Assignment
If a line in the records contains the string "crude", show that line.

Items listed in a dataset
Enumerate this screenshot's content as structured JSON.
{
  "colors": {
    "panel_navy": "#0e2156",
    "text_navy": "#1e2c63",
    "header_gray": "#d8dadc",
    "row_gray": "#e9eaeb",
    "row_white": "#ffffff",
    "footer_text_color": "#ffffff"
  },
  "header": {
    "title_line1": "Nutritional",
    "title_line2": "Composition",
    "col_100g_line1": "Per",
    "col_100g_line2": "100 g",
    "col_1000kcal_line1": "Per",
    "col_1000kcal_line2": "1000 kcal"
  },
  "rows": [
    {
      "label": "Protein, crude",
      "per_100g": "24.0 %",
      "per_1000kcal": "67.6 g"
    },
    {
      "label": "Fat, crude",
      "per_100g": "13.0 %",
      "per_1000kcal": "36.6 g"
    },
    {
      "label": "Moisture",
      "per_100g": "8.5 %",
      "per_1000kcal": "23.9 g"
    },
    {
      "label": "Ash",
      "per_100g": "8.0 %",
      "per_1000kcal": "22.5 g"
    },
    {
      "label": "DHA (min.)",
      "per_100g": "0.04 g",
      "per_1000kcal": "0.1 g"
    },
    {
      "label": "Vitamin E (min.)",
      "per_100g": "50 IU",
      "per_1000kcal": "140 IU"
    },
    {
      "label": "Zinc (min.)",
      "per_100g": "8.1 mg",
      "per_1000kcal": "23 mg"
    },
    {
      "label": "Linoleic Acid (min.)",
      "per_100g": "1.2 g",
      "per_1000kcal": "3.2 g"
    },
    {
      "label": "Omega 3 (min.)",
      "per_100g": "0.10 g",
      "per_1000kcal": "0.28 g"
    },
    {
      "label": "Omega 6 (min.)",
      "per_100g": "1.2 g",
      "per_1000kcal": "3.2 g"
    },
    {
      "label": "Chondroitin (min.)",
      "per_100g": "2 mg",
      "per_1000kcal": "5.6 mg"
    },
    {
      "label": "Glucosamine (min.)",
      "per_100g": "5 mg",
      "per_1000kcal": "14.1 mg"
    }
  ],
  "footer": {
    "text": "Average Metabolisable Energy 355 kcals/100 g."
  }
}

Answer below
      "label": "Protein, crude",
      "label": "Fat, crude",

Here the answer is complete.